State how many lines of the listing below include the word "grid". Give only the number.

━━━━━ Input material

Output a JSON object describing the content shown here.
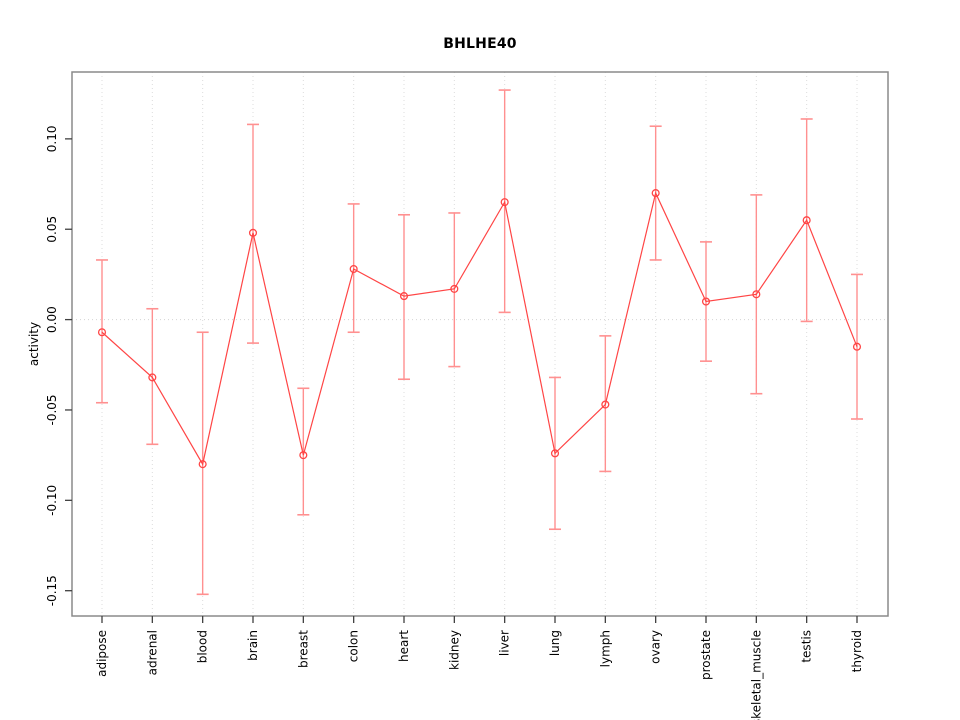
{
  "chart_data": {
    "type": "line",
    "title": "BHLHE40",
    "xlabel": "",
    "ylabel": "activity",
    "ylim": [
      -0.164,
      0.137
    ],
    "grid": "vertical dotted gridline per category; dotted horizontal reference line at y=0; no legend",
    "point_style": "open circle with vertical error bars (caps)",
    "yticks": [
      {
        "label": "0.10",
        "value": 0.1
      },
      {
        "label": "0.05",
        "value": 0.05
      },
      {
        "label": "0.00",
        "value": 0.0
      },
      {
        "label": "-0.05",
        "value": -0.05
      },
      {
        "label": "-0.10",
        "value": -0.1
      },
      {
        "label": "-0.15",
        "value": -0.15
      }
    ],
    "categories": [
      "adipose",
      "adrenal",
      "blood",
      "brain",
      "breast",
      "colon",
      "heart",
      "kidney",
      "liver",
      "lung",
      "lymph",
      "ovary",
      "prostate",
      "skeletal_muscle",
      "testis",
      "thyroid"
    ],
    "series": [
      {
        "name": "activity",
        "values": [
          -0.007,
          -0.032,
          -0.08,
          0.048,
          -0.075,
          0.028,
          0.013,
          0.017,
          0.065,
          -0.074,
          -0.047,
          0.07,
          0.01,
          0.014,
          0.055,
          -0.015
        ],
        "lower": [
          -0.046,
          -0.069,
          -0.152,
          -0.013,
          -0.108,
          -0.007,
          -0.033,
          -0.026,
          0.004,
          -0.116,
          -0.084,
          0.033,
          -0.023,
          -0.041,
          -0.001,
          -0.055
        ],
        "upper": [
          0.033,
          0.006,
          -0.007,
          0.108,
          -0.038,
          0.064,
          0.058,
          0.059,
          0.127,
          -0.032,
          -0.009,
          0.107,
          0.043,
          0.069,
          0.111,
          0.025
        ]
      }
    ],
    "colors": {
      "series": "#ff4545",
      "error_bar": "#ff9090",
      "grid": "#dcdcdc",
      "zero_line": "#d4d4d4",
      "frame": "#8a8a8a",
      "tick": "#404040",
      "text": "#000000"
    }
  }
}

━━━━━━━━━━

> Result of this exercise: 2